**Instruction:** Some lines of these records may hold the word "Bezug"; state how many, using only the number.

**Provided information:**

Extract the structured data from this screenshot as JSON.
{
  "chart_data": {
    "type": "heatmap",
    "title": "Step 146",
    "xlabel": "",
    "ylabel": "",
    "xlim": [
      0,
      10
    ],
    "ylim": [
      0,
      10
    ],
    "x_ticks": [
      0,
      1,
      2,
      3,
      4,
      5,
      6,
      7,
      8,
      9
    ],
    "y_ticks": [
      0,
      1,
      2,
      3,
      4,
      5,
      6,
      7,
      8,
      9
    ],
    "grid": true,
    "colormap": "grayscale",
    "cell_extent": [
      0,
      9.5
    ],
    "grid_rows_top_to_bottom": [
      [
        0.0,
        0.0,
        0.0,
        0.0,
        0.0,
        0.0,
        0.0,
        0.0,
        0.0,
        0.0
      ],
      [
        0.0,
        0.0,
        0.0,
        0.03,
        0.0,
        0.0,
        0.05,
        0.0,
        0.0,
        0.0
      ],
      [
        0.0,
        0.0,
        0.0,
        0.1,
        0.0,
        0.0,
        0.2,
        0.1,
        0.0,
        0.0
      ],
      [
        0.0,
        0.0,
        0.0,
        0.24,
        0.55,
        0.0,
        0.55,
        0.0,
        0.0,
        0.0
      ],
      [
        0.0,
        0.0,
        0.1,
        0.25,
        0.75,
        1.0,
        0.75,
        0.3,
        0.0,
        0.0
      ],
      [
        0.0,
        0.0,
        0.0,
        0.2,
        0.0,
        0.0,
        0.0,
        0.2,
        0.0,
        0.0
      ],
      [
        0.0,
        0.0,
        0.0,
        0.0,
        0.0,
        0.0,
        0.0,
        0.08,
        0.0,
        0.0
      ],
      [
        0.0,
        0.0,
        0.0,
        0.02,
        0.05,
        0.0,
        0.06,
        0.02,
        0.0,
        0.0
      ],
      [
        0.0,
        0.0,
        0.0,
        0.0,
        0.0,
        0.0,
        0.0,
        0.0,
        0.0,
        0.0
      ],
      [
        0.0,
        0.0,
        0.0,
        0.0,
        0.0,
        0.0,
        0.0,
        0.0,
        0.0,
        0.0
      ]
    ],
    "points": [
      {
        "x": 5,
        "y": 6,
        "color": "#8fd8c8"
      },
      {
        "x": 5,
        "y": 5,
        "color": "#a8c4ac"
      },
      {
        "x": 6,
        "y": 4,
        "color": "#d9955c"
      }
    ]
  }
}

---

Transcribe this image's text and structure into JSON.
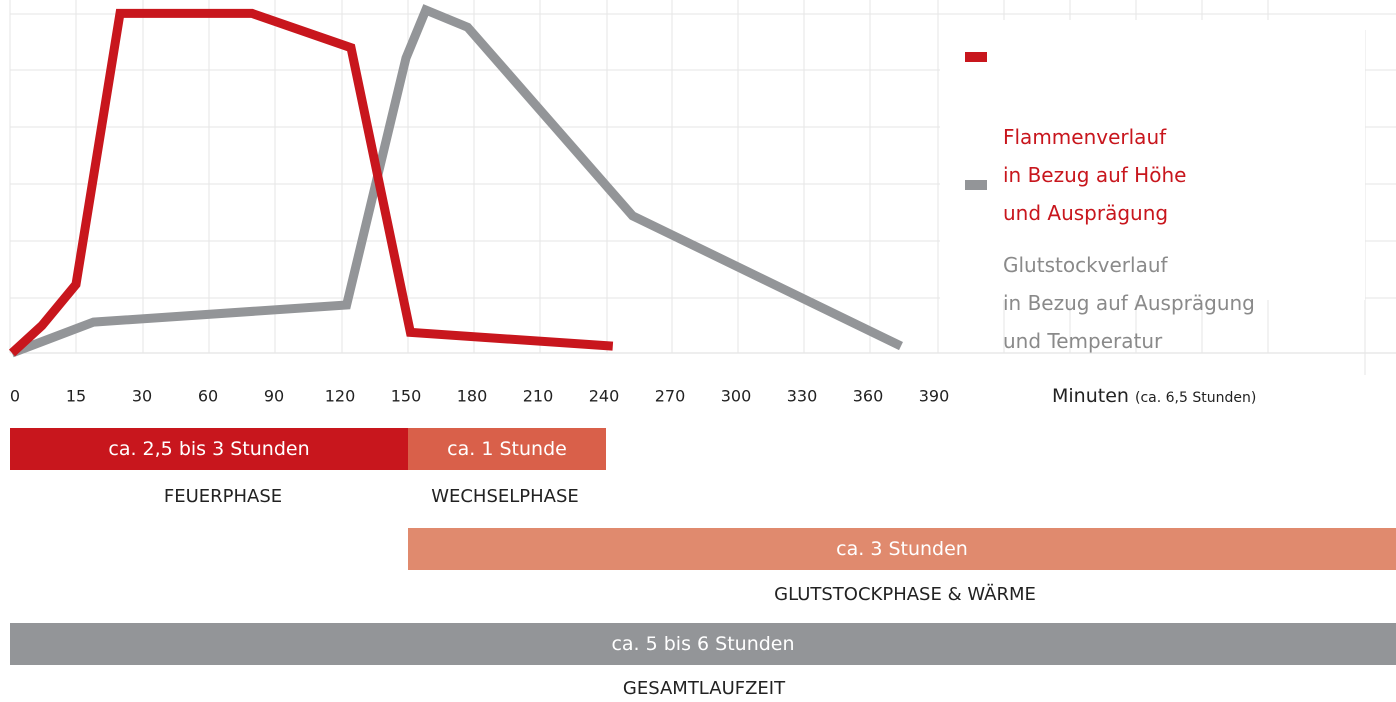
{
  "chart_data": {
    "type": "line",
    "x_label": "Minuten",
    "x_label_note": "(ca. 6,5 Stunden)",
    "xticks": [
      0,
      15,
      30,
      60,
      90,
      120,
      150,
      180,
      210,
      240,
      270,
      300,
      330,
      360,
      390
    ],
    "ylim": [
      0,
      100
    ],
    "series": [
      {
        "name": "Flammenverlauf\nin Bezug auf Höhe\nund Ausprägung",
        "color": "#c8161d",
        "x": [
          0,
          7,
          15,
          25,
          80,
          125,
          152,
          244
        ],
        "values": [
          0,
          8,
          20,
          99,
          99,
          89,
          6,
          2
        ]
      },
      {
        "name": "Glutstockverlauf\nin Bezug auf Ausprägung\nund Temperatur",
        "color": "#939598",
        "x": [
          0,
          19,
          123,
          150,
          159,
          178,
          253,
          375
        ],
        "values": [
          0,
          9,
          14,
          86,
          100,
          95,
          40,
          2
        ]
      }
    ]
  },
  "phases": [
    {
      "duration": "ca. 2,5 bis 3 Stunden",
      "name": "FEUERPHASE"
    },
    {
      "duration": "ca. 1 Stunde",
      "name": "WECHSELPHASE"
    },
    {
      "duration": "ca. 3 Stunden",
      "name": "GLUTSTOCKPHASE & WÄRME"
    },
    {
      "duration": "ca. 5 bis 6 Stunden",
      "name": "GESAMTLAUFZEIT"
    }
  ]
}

**Problem solution:** 2